Open the source and read safety notes before installing.

Safety notes

  • Treat label changes, assignments, milestone moves, project edits, issue closures, discussion conversions, and maintainer mentions as repository governance actions. Draft them first unless the maintainer explicitly authorizes mutation.
  • Do not close issues only because they are old, vague, unpopular, or difficult to reproduce. Apply the repository's documented stale, support, duplicate, or not-planned policy and preserve appeal paths.
  • Avoid making security, severity, ownership, roadmap, or legal claims from model inference alone. Escalate suspected vulnerabilities or abuse to the repository's private security and moderation process.
  • When recommending automation, keep rate limits, notification volume, contributor trust, and maintainer review capacity in view.

Privacy notes

  • Issue queues can contain private logs, stack traces, screenshots, crash dumps, tokens, email addresses, customer names, hostnames, reproduction links, and unpublished roadmap details.
  • Draft public comments with minimal necessary detail. Ask reporters to move secrets, credentials, vulnerability reports, or private customer data to an approved private channel instead of quoting it back into the issue.
  • Saved replies, duplicate summaries, and project fields can reveal internal routing rules or maintainer availability. Keep internal notes separate from public-facing triage comments.
  • Search queries, exported issue lists, and triage reports should be treated as contributor data and retained only as long as the repository policy allows.

Prerequisites

  • GitHub repository issue queue or filtered issue list, with the repository's contribution, support, security, and code-of-conduct policies available.
  • Current label taxonomy, issue types, milestones, project fields, assignee rules, duplicate policy, stale policy, and maintainer ownership map.

+++

Problems and tasks:
• A. Name every action that the issue-triage guidance says to treat as a repository governance action.
• B. Summarize the issue-triage guidance in two sentences.
• C. In the issue-triage guidance, retype the stretch from "Prerequisites" through "maintainer ownership map.".

Supplied records:
+++

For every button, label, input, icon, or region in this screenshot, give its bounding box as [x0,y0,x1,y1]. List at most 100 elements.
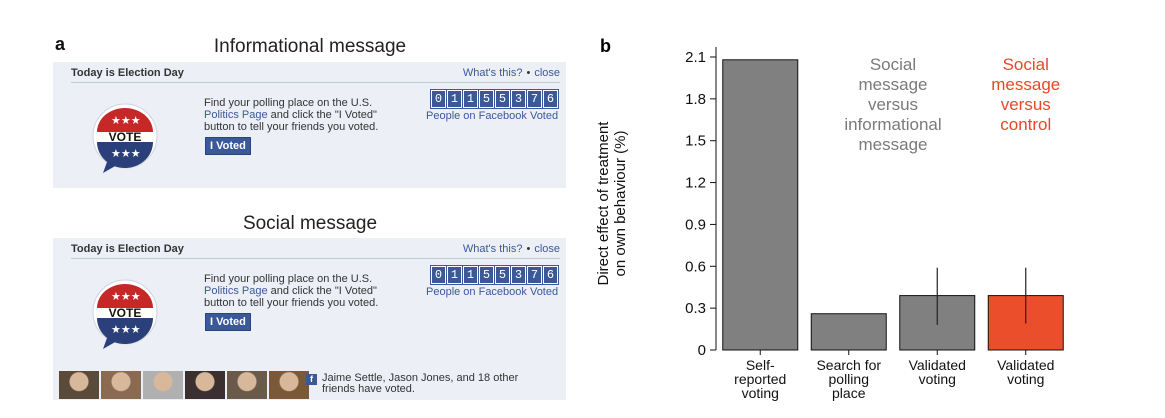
y-tick-label: 0 [698,342,706,359]
friend-photo[interactable] [185,371,225,399]
vote-label: VOTE [109,306,142,320]
instructions-line1: Find your polling place on the U.S. [204,273,373,285]
social-message-box: Today is Election Day What's this? • close… [53,238,566,400]
x-tick-label: Validated [997,357,1054,373]
counter-digit: 0 [431,266,446,284]
y-tick-label: 1.8 [685,91,706,108]
x-tick-label: voting [1007,371,1044,387]
friends-photos [59,371,309,399]
instructions-line1: Find your polling place on the U.S. [204,97,373,109]
y-tick-label: 0.9 [685,216,706,233]
instructions-line3: button to tell your friends you voted. [204,121,379,133]
x-tick-label: place [832,385,866,401]
header-links: What's this? • close [462,67,560,79]
counter-digit: 3 [511,266,526,284]
y-tick-label: 0.6 [685,258,706,275]
counter-digit: 3 [511,90,526,108]
vote-label: VOTE [109,130,142,144]
box-header: Today is Election Day What's this? • close [71,238,560,259]
social-heading: Social message [242,213,378,234]
box-title: Today is Election Day [71,243,184,255]
instructions-line3: button to tell your friends you voted. [204,297,379,309]
annotation-text: message [991,75,1060,94]
close-link[interactable]: close [534,67,560,79]
counter-digit: 6 [543,90,558,108]
counter-digit: 7 [527,266,542,284]
annotation-text: message [859,135,928,154]
y-axis-label: Direct effect of treatmenton own behavio… [595,121,629,286]
y-axis-label-line2: on own behaviour (%) [612,131,629,277]
polling-instructions: Find your polling place on the U.S. Poli… [204,97,409,133]
x-tick-label: Search for [816,357,881,373]
y-tick-label: 0.3 [685,300,706,317]
counter-digit: 1 [447,90,462,108]
counter-caption: People on Facebook Voted [426,110,559,122]
x-tick-label: voting [919,371,956,387]
vote-badge-icon: ★★★ ★★★ VOTE [92,279,158,349]
informational-message-box: Today is Election Day What's this? • close… [53,62,566,188]
whats-this-link[interactable]: What's this? [462,243,523,255]
friend-photo[interactable] [269,371,309,399]
counter-digit: 1 [463,90,478,108]
instructions-line2: and click the "I Voted" [267,109,377,121]
x-tick-label: voting [742,385,779,401]
annotation-text: message [859,75,928,94]
annotation-text: versus [1001,95,1051,114]
y-tick-label: 1.5 [685,133,706,150]
vote-badge-icon: ★★★ ★★★ VOTE [92,103,158,173]
i-voted-button[interactable]: I Voted [205,313,251,331]
friend-photo[interactable] [143,371,183,399]
i-voted-button[interactable]: I Voted [205,137,251,155]
friends-voted-text: Jaime Settle, Jason Jones, and 18 other … [322,373,562,395]
counter-caption: People on Facebook Voted [426,286,559,298]
whats-this-link[interactable]: What's this? [462,67,523,79]
header-links: What's this? • close [462,243,560,255]
y-tick-label: 1.2 [685,175,706,192]
friend-photo[interactable] [59,371,99,399]
x-tick-label: Validated [909,357,966,373]
counter-digit: 6 [543,266,558,284]
svg-text:★★★: ★★★ [111,147,141,160]
bar [810,313,887,351]
y-axis-label-line1: Direct effect of treatment [595,121,612,286]
counter-digit: 5 [495,90,510,108]
close-link[interactable]: close [534,243,560,255]
x-tick-label: Self- [746,357,775,373]
instructions-line2: and click the "I Voted" [267,285,377,297]
annotation-text: versus [868,95,918,114]
politics-page-link[interactable]: Politics Page [204,109,268,121]
polling-instructions: Find your polling place on the U.S. Poli… [204,273,409,309]
counter-digit: 1 [447,266,462,284]
annotation-text: control [1000,115,1051,134]
box-header: Today is Election Day What's this? • close [71,62,560,83]
annotation-text: informational [844,115,941,134]
counter-digit: 1 [463,266,478,284]
counter-digit: 5 [495,266,510,284]
box-title: Today is Election Day [71,67,184,79]
svg-text:★★★: ★★★ [111,323,141,336]
effect-bar-chart: b 0 0.3 0.6 0.9 1.2 1.5 1.8 2.1 Direct effect of… [595,36,1064,401]
x-tick-label: polling [829,371,869,387]
x-tick-label: reported [734,371,786,387]
counter-digit: 5 [479,90,494,108]
svg-text:★★★: ★★★ [111,290,141,303]
counter-digit: 0 [431,90,446,108]
panel-a-letter: a [55,34,66,54]
politics-page-link[interactable]: Politics Page [204,285,268,297]
y-tick-label: 2.1 [685,49,706,66]
friend-photo[interactable] [227,371,267,399]
friends-line1: Jaime Settle, Jason Jones, and 18 other [322,372,519,384]
friends-line2: friends have voted. [322,383,415,395]
annotation-text: Social [1003,55,1049,74]
annotation-text: Social [870,55,916,74]
counter-digit: 5 [479,266,494,284]
svg-text:★★★: ★★★ [111,114,141,127]
panel-b-letter: b [600,36,611,56]
facebook-icon: f [306,374,317,385]
bar [722,59,799,351]
informational-heading: Informational message [213,36,407,57]
friend-photo[interactable] [101,371,141,399]
counter-digit: 7 [527,90,542,108]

+++

Responses:
• A.
- Label changes
- Assignments
- Milestone moves
- Project edits
- Issue closures
- Discussion conversions
- Maintainer mentions

• B. The guidance asks that governance actions such as label changes and issue closures be drafted first unless the maintainer explicitly authorizes mutation, that issues be closed only under the repository's documented policies, and that suspected vulnerabilities or abuse go to the repository's private security and moderation process. It also warns that issue queues can hold private data, so public comments should carry minimal detail, secrets and private data should move to an approved private channel, and internal notes should stay separate from public triage comments.

• C.
Prerequisites

  • GitHub repository issue queue or filtered issue list, with the repository's contribution, support, security, and code-of-conduct policies available.
  • Current label taxonomy, issue types, milestones, project fields, assignee rules, duplicate policy, stale policy, and maintainer ownership map.